Every line below that contains "icon" is to be copied.

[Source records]
· · ·

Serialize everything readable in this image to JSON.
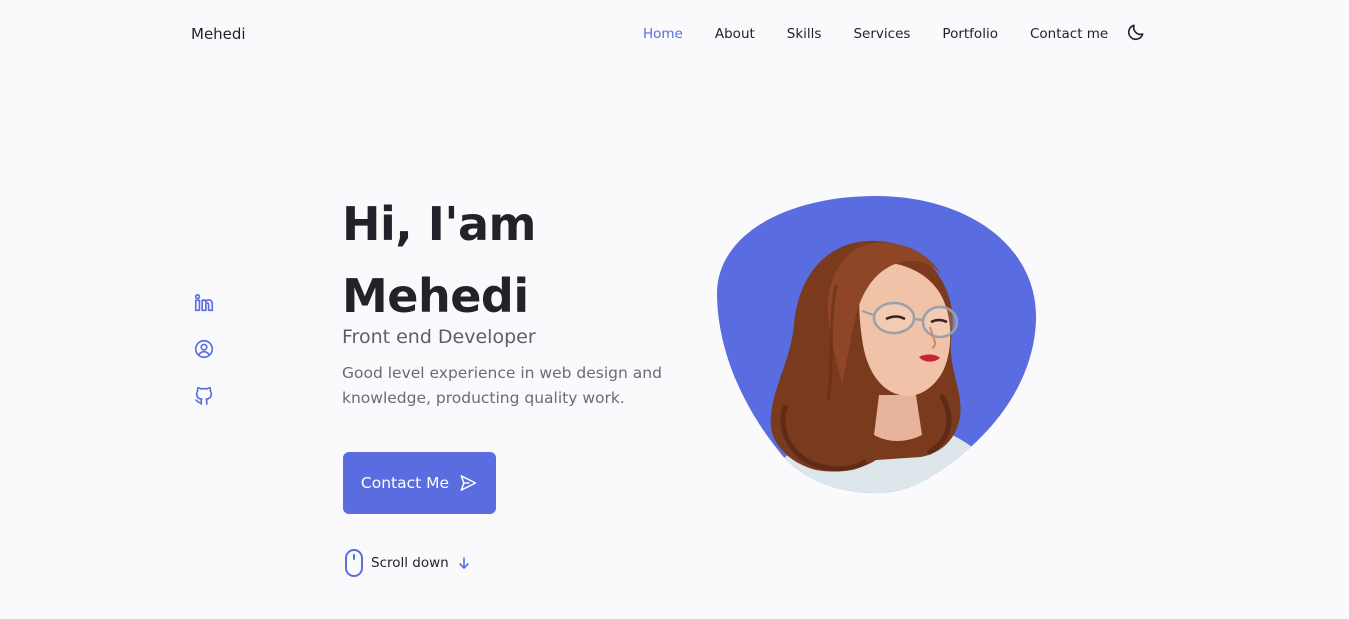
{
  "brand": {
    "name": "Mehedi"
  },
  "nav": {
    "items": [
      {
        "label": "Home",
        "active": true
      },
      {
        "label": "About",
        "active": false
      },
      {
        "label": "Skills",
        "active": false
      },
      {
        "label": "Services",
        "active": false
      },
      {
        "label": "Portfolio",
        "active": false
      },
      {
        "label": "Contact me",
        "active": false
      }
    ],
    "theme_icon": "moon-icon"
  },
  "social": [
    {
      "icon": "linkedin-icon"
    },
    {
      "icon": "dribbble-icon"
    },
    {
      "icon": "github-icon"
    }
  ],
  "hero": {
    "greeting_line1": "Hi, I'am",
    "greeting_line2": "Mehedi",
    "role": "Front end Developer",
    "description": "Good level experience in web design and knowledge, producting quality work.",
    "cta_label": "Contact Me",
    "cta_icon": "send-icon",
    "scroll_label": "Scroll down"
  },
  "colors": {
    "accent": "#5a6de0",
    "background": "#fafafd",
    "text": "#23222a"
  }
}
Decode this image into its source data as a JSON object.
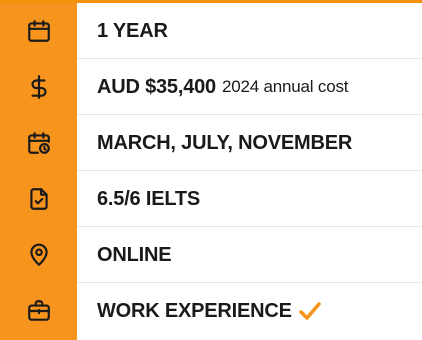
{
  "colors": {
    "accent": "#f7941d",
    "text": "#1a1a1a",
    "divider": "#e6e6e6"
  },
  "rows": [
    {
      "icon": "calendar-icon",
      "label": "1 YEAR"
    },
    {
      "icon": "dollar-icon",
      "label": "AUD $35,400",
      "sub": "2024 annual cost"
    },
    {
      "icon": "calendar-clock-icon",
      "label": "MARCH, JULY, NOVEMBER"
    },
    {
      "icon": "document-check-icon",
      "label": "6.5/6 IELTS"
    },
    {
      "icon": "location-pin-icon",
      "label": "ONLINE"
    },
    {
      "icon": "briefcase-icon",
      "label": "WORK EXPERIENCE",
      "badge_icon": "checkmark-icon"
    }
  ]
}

· · ·

(Finished task)
    "theme_icon": "moon-icon"
      "icon": "linkedin-icon"
      "icon": "dribbble-icon"
      "icon": "github-icon"
    "cta_icon": "send-icon",
      "icon": "calendar-icon",
      "icon": "dollar-icon",
      "icon": "calendar-clock-icon",
      "icon": "document-check-icon",
      "icon": "location-pin-icon",
      "icon": "briefcase-icon",
      "badge_icon": "checkmark-icon"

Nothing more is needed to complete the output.